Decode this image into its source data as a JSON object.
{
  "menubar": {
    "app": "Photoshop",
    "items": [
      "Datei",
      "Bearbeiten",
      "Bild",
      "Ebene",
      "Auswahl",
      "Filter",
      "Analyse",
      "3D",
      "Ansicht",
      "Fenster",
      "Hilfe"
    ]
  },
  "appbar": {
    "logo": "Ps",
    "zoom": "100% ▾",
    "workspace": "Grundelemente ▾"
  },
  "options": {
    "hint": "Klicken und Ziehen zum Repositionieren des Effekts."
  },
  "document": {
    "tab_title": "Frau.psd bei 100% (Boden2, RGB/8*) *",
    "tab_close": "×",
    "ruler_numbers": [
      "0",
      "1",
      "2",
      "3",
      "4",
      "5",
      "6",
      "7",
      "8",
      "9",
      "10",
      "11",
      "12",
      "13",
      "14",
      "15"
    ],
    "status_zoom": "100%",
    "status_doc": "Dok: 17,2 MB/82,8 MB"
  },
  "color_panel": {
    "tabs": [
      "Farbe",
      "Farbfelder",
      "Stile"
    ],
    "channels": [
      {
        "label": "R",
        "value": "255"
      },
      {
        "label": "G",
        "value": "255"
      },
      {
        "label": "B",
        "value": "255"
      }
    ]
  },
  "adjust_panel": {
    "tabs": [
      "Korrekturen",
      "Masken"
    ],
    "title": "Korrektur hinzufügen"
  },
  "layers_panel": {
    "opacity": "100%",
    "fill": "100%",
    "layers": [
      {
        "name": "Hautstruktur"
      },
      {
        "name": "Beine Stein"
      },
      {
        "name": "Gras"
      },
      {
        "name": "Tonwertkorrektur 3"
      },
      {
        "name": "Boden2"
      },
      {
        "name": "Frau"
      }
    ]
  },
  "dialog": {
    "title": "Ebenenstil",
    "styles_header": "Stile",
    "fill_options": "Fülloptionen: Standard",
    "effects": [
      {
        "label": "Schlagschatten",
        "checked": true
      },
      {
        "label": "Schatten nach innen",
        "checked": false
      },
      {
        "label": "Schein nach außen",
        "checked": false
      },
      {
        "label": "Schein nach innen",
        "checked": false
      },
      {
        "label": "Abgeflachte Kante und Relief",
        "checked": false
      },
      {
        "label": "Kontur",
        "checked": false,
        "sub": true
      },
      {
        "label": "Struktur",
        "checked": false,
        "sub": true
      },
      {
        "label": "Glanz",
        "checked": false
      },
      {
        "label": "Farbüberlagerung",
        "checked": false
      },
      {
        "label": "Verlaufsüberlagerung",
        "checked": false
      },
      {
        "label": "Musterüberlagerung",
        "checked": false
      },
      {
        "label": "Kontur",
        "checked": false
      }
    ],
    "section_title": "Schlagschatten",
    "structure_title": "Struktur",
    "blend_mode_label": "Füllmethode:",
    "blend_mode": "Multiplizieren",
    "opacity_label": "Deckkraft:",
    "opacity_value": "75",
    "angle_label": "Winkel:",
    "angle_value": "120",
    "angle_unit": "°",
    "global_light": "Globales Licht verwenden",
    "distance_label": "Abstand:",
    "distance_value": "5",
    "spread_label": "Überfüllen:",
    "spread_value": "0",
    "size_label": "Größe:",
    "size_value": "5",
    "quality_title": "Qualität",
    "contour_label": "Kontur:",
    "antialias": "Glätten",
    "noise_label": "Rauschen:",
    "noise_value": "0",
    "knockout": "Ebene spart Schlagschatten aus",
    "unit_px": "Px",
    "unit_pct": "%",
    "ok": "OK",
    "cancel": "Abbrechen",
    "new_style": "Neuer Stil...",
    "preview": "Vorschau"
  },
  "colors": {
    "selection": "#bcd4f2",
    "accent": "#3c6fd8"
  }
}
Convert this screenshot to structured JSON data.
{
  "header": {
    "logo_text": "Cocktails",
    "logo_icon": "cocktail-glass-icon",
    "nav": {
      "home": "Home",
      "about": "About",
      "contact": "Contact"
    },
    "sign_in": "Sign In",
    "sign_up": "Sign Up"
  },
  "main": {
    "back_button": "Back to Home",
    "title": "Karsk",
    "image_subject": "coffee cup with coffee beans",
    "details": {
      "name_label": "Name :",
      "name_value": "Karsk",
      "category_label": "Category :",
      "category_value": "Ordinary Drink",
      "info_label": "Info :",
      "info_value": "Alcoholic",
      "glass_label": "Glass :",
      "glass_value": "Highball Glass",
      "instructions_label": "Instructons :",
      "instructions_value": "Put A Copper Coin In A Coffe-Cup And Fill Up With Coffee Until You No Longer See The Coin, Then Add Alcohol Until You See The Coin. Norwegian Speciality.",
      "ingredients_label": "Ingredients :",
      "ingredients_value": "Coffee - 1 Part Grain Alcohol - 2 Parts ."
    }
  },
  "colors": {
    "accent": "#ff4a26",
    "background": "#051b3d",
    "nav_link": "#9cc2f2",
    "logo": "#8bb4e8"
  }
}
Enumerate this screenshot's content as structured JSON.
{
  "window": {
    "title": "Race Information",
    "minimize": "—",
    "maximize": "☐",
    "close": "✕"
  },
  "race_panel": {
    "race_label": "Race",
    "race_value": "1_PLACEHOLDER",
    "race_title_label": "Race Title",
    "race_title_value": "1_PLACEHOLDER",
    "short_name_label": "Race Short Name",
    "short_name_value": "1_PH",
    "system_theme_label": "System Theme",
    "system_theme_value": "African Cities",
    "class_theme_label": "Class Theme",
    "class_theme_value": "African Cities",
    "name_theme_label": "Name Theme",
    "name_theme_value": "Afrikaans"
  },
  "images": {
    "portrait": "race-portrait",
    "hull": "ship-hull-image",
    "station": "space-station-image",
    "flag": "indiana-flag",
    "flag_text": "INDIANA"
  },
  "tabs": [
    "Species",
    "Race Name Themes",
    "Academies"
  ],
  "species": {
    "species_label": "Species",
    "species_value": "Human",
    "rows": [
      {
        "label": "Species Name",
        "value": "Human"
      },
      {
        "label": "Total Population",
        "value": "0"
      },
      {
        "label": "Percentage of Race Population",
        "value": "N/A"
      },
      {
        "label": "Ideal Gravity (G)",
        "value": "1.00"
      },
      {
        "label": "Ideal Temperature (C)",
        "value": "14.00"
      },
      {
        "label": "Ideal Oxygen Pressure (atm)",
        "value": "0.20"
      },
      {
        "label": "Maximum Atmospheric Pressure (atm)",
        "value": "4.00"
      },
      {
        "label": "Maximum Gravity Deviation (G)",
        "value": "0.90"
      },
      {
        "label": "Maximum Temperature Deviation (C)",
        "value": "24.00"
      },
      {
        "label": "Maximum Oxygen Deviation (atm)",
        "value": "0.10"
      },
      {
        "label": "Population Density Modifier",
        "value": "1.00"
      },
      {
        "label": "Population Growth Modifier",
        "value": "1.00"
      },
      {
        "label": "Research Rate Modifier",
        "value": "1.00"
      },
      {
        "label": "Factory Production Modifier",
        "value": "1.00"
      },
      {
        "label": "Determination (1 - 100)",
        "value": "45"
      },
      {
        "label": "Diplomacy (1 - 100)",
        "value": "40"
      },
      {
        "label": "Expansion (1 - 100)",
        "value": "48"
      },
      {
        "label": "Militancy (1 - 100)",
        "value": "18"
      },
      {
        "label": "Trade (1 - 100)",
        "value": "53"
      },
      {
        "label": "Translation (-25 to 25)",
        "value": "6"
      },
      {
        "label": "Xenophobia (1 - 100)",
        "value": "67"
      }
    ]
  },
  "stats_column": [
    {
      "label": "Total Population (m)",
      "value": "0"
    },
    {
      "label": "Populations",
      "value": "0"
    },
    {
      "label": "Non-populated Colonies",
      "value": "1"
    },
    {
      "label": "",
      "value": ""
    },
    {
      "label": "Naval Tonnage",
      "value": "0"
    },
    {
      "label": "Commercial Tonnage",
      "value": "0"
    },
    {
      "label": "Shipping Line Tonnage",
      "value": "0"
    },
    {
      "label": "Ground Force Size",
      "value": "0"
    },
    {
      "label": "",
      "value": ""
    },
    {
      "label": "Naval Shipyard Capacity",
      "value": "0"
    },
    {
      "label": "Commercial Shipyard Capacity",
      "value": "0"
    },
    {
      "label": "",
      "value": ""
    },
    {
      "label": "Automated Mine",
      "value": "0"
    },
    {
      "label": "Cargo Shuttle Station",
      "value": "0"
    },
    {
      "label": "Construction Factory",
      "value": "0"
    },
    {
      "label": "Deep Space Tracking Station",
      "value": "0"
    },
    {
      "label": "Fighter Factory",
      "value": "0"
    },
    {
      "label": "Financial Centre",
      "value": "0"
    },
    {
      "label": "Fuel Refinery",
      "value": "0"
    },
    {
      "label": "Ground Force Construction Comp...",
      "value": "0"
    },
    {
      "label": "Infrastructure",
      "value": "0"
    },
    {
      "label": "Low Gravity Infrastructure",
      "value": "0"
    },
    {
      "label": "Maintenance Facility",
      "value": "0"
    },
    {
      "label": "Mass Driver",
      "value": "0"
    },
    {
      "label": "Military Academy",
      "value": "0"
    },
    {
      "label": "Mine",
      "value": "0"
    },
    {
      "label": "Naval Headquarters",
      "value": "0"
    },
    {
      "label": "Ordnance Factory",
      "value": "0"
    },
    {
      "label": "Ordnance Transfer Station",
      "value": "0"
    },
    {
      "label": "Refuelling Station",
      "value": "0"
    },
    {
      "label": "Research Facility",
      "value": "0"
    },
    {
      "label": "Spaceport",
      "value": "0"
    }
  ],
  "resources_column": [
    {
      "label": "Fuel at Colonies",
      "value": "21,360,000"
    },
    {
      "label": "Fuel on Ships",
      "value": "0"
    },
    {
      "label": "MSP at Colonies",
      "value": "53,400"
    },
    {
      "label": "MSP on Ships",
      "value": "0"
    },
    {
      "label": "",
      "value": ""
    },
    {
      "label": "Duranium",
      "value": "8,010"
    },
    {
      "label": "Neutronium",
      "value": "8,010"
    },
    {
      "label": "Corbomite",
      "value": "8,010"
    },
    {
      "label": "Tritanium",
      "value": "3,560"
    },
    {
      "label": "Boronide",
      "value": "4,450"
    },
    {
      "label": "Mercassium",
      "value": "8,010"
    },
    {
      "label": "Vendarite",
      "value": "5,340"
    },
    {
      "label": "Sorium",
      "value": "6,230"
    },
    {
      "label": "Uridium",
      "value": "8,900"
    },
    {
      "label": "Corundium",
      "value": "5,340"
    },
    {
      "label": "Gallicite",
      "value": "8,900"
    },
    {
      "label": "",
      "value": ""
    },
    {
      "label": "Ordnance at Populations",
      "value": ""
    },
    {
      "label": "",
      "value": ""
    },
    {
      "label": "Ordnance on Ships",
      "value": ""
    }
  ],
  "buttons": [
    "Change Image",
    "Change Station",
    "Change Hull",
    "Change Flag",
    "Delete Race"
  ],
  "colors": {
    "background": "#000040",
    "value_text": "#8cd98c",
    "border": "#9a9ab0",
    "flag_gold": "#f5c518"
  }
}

--

*Stated task:* Pick out the lines above that hold the string "this" and show them.

*Written solution:*
Decode this image into its source data as a JSON object.
Convert this screenshot to structured JSON data.
Enumerate this screenshot's content as structured JSON.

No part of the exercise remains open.